■ **Directions for this task**:
Exactly reproduce the entries, dropping any pictures from your copy.

■ **Task inputs**:
= = = =

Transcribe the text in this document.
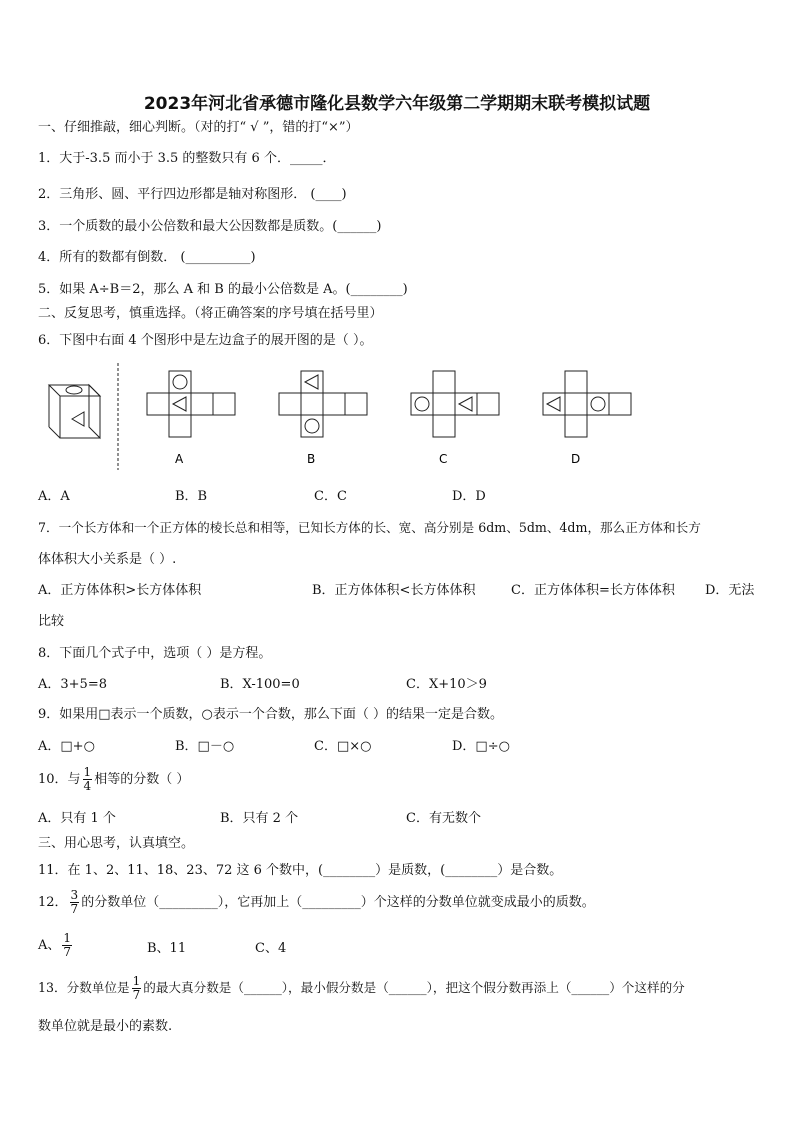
2023年河北省承德市隆化县数学六年级第二学期期末联考模拟试题
一、仔细推敲，细心判断。（对的打“ √ ”，错的打“×”）
1．大于-3.5 而小于 3.5 的整数只有 6 个．_____．
2．三角形、圆、平行四边形都是轴对称图形． (____)
3．一个质数的最小公倍数和最大公因数都是质数。(______)
4．所有的数都有倒数． (__________)
5．如果 A÷B＝2，那么 A 和 B 的最小公倍数是 A。(________)
二、反复思考，慎重选择。（将正确答案的序号填在括号里）
6．下图中右面 4 个图形中是左边盒子的展开图的是（ ）。
A	B	C	D
A．A	B．B	C．C	D．D
7．一个长方体和一个正方体的棱长总和相等，已知长方体的长、宽、高分别是 6dm、5dm、4dm，那么正方体和长方
体体积大小关系是（ ）.
A．正方体体积>长方体体积	B．正方体体积<长方体体积	C．正方体体积=长方体体积 D．无法
比较
8．下面几个式子中，选项（ ）是方程。
A．3+5=8	B．X-100=0	C．X+10＞9
9．如果用□表示一个质数，○表示一个合数，那么下面（ ）的结果一定是合数。
A．□+○	B．□－○	C．□×○	D．□÷○
10．与 $\frac{1}{4}$ 相等的分数（ ）
A．只有 1 个	B．只有 2 个	C．有无数个
三、用心思考，认真填空。
11．在 1、2、11、18、23、72 这 6 个数中，(________）是质数，(________）是合数。
12． $\frac{3}{7}$ 的分数单位（_________），它再加上（_________）个这样的分数单位就变成最小的质数。
A、 $\frac{1}{7}$	B、11	C、4
13．分数单位是 $\frac{1}{7}$ 的最大真分数是（______），最小假分数是（______），把这个假分数再添上（______）个这样的分
数单位就是最小的素数.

= = = =

■ **The output**:
Transcribe the text in this document.
2023年河北省承德市隆化县数学六年级第二学期期末联考模拟试题
一、仔细推敲，细心判断。（对的打“ √ ”，错的打“×”）
1．大于-3.5 而小于 3.5 的整数只有 6 个．_____．
2．三角形、圆、平行四边形都是轴对称图形． (____)
3．一个质数的最小公倍数和最大公因数都是质数。(______)
4．所有的数都有倒数． (__________)
5．如果 A÷B＝2，那么 A 和 B 的最小公倍数是 A。(________)
二、反复思考，慎重选择。（将正确答案的序号填在括号里）
6．下图中右面 4 个图形中是左边盒子的展开图的是（ ）。
A	B	C	D
A．A	B．B	C．C	D．D
7．一个长方体和一个正方体的棱长总和相等，已知长方体的长、宽、高分别是 6dm、5dm、4dm，那么正方体和长方
体体积大小关系是（ ）.
A．正方体体积>长方体体积	B．正方体体积<长方体体积	C．正方体体积=长方体体积 D．无法
比较
8．下面几个式子中，选项（ ）是方程。
A．3+5=8	B．X-100=0	C．X+10＞9
9．如果用□表示一个质数，○表示一个合数，那么下面（ ）的结果一定是合数。
A．□+○	B．□－○	C．□×○	D．□÷○
10．与 $\frac{1}{4}$ 相等的分数（ ）
A．只有 1 个	B．只有 2 个	C．有无数个
三、用心思考，认真填空。
11．在 1、2、11、18、23、72 这 6 个数中，(________）是质数，(________）是合数。
12． $\frac{3}{7}$ 的分数单位（_________），它再加上（_________）个这样的分数单位就变成最小的质数。
A、 $\frac{1}{7}$	B、11	C、4
13．分数单位是 $\frac{1}{7}$ 的最大真分数是（______），最小假分数是（______），把这个假分数再添上（______）个这样的分
数单位就是最小的素数.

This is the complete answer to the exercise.